Task to complete
Below are some records. Copy every line in them that holds "notas".

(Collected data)
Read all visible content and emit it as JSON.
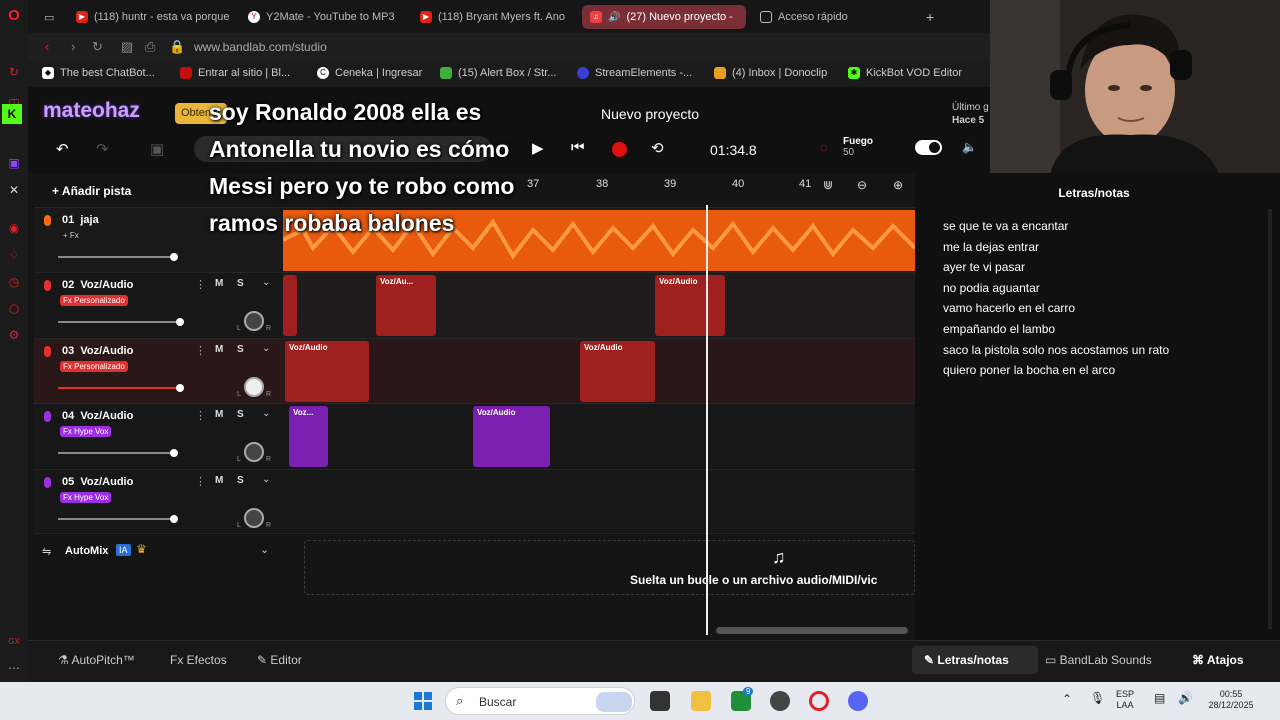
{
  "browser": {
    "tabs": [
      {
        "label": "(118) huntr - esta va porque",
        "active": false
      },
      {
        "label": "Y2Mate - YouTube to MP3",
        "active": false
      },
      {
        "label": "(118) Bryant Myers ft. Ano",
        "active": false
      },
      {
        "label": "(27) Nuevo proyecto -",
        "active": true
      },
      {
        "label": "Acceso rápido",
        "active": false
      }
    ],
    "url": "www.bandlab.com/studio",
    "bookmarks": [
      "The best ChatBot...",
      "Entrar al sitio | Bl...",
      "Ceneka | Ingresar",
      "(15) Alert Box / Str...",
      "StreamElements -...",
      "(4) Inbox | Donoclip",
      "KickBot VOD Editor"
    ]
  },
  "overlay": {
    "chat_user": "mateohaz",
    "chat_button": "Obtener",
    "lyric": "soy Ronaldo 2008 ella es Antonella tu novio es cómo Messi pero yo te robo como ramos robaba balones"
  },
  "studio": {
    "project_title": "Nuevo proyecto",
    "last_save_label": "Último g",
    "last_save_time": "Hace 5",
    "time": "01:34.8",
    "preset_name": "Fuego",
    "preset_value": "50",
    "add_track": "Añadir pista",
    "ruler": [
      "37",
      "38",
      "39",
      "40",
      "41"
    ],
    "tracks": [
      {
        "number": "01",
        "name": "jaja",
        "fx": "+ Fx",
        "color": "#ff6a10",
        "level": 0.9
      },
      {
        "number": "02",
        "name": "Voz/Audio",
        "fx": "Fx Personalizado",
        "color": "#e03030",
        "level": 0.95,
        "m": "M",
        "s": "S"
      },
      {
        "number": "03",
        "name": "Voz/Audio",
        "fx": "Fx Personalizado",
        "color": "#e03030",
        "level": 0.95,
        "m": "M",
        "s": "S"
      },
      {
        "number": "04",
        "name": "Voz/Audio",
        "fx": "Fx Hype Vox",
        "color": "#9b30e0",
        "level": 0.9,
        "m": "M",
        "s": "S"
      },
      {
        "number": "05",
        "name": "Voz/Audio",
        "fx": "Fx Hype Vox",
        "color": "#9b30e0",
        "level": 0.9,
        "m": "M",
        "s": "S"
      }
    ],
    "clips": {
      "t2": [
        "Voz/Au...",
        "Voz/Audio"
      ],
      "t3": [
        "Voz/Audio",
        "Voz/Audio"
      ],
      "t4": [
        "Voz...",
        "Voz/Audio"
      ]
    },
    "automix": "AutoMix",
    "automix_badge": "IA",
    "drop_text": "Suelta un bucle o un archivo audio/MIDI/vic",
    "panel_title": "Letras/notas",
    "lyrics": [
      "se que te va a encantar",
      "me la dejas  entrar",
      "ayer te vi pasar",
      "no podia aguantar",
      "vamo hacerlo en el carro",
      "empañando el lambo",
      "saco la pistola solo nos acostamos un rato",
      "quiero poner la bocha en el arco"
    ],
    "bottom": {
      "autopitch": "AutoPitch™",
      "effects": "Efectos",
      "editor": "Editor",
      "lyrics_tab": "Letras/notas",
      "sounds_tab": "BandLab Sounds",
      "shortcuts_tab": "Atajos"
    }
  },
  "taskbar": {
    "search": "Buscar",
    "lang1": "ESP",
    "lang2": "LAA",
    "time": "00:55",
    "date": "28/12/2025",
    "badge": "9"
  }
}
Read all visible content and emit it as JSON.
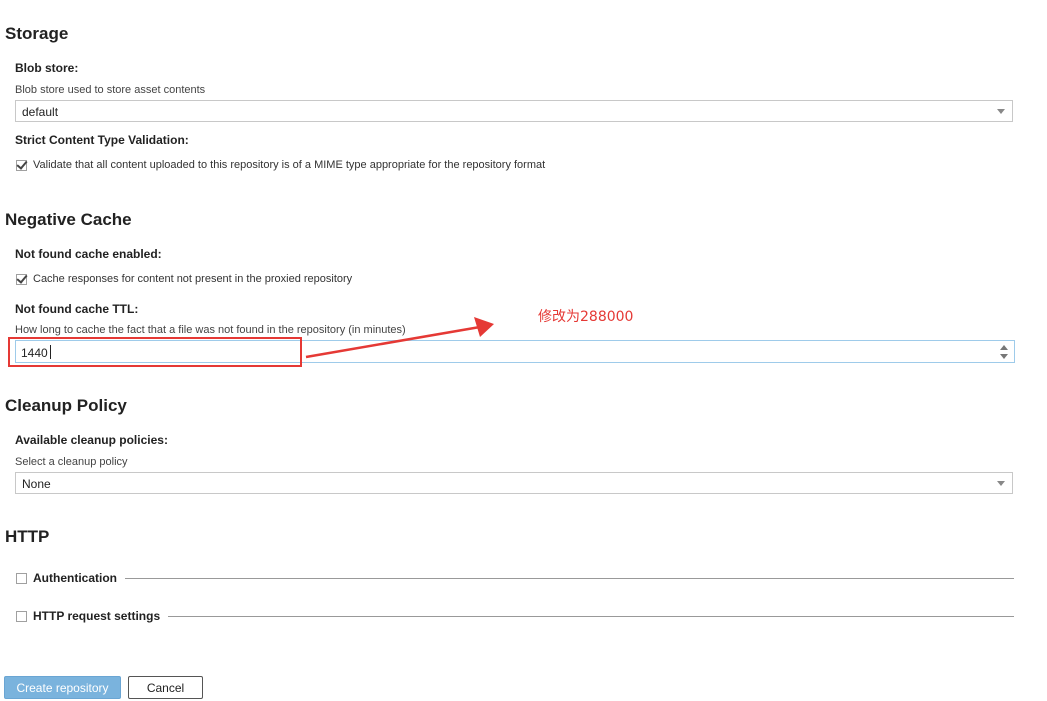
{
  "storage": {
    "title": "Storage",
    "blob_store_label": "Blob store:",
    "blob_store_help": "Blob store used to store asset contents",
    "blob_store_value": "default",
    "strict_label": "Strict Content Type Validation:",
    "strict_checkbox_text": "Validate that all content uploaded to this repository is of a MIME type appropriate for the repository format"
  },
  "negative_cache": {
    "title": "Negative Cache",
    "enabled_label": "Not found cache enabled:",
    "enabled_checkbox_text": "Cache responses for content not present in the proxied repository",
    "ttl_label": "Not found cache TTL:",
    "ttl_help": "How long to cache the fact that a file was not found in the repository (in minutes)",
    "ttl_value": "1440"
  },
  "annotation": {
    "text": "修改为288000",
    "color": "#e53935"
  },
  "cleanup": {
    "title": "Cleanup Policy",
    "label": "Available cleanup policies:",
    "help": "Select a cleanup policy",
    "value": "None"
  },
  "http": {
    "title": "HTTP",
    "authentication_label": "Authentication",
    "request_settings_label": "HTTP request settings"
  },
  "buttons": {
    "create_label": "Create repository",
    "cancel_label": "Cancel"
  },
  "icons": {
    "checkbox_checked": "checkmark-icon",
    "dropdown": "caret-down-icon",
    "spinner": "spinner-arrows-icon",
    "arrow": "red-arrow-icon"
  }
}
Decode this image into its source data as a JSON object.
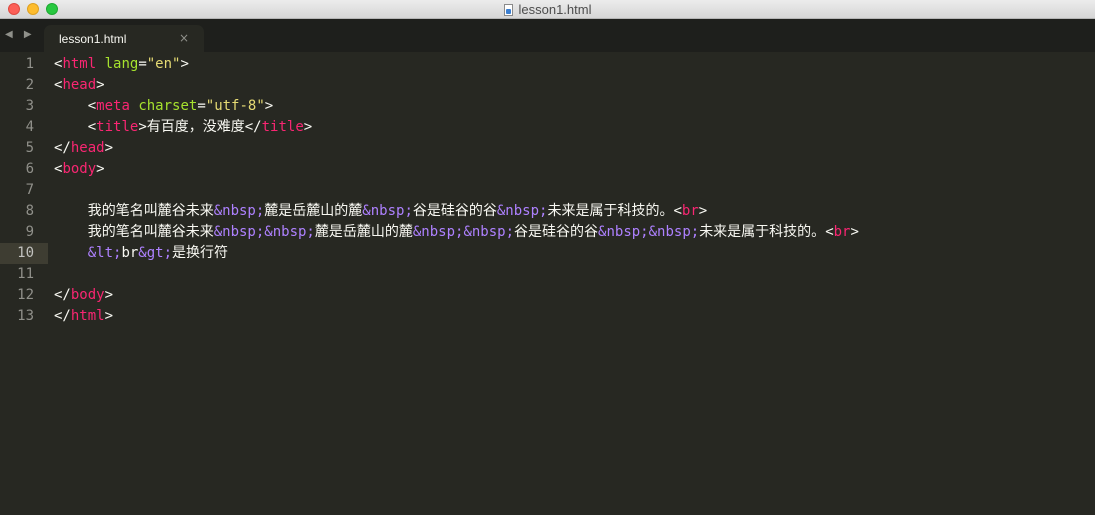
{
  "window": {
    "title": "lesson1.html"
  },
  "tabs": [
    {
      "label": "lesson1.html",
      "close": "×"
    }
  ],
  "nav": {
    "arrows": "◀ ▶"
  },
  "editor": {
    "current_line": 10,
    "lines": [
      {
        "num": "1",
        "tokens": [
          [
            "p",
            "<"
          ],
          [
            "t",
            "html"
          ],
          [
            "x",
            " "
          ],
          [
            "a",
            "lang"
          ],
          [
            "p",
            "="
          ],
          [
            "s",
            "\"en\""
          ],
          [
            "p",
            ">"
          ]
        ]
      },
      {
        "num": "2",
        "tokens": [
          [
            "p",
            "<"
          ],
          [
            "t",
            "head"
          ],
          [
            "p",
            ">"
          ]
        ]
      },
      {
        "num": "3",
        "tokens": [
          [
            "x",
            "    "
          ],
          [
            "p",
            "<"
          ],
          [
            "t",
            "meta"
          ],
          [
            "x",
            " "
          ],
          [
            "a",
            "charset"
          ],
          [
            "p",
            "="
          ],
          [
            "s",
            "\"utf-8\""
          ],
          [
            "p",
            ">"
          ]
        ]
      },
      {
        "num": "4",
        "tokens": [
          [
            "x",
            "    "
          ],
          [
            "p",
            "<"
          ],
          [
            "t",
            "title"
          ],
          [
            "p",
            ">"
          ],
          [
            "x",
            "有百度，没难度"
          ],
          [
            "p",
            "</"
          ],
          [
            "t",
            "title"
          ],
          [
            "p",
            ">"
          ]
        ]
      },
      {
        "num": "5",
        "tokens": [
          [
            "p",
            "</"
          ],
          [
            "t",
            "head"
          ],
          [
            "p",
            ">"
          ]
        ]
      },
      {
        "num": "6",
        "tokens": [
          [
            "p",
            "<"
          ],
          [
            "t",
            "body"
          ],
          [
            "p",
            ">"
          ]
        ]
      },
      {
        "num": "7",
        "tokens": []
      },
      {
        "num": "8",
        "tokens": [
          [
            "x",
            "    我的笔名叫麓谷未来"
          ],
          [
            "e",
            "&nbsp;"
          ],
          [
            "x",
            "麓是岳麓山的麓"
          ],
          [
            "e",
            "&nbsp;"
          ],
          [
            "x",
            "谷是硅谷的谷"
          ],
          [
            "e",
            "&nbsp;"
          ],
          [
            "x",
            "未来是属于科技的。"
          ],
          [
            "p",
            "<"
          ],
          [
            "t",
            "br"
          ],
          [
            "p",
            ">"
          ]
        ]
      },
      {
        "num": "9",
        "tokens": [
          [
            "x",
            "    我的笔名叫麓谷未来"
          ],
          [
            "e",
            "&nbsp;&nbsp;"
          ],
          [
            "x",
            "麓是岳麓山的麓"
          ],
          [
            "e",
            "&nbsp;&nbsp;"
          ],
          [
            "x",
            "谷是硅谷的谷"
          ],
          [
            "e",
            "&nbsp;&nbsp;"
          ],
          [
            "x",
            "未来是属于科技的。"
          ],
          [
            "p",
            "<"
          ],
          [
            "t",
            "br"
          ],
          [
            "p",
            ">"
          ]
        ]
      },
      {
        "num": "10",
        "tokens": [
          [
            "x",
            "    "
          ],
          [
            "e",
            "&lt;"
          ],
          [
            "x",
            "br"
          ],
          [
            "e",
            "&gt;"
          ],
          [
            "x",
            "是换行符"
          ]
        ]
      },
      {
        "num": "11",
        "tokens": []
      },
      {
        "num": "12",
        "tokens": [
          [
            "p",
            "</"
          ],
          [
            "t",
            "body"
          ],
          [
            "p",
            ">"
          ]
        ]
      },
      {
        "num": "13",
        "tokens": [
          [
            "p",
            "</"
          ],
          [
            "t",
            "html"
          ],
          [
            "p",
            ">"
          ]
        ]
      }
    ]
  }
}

Exercise result
    "panel_title": "Letras/notas",
      "lyrics_tab": "Letras/notas",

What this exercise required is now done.